### Work to do
Every line of the data must be copied exactly.

(Dataset excerpt)

>> START

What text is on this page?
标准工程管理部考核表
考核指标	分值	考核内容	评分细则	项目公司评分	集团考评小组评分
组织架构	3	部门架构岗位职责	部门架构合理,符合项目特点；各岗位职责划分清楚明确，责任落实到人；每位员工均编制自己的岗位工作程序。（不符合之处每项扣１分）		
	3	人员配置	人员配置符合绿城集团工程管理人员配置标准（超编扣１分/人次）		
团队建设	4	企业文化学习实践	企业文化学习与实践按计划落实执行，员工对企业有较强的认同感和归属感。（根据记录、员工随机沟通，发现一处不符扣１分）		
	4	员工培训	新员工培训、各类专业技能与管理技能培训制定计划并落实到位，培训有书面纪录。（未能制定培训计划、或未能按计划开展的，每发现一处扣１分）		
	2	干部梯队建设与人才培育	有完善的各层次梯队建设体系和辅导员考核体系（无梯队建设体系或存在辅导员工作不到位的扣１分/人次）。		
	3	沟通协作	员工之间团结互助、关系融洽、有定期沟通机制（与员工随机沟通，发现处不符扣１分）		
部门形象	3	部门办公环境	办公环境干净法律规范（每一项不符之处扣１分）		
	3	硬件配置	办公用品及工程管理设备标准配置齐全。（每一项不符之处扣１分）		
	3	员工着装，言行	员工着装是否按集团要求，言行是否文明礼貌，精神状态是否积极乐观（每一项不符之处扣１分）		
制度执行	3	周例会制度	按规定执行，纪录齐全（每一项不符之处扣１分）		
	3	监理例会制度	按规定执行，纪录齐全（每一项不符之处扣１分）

>> END

### Correct output
What text is on this page?
标准工程管理部考核表
考核指标	分值	考核内容	评分细则	项目公司评分	集团考评小组评分
组织架构	3	部门架构岗位职责	部门架构合理,符合项目特点；各岗位职责划分清楚明确，责任落实到人；每位员工均编制自己的岗位工作程序。（不符合之处每项扣１分）		
	3	人员配置	人员配置符合绿城集团工程管理人员配置标准（超编扣１分/人次）		
团队建设	4	企业文化学习实践	企业文化学习与实践按计划落实执行，员工对企业有较强的认同感和归属感。（根据记录、员工随机沟通，发现一处不符扣１分）		
	4	员工培训	新员工培训、各类专业技能与管理技能培训制定计划并落实到位，培训有书面纪录。（未能制定培训计划、或未能按计划开展的，每发现一处扣１分）		
	2	干部梯队建设与人才培育	有完善的各层次梯队建设体系和辅导员考核体系（无梯队建设体系或存在辅导员工作不到位的扣１分/人次）。		
	3	沟通协作	员工之间团结互助、关系融洽、有定期沟通机制（与员工随机沟通，发现处不符扣１分）		
部门形象	3	部门办公环境	办公环境干净法律规范（每一项不符之处扣１分）		
	3	硬件配置	办公用品及工程管理设备标准配置齐全。（每一项不符之处扣１分）		
	3	员工着装，言行	员工着装是否按集团要求，言行是否文明礼貌，精神状态是否积极乐观（每一项不符之处扣１分）		
制度执行	3	周例会制度	按规定执行，纪录齐全（每一项不符之处扣１分）		
	3	监理例会制度	按规定执行，纪录齐全（每一项不符之处扣１分）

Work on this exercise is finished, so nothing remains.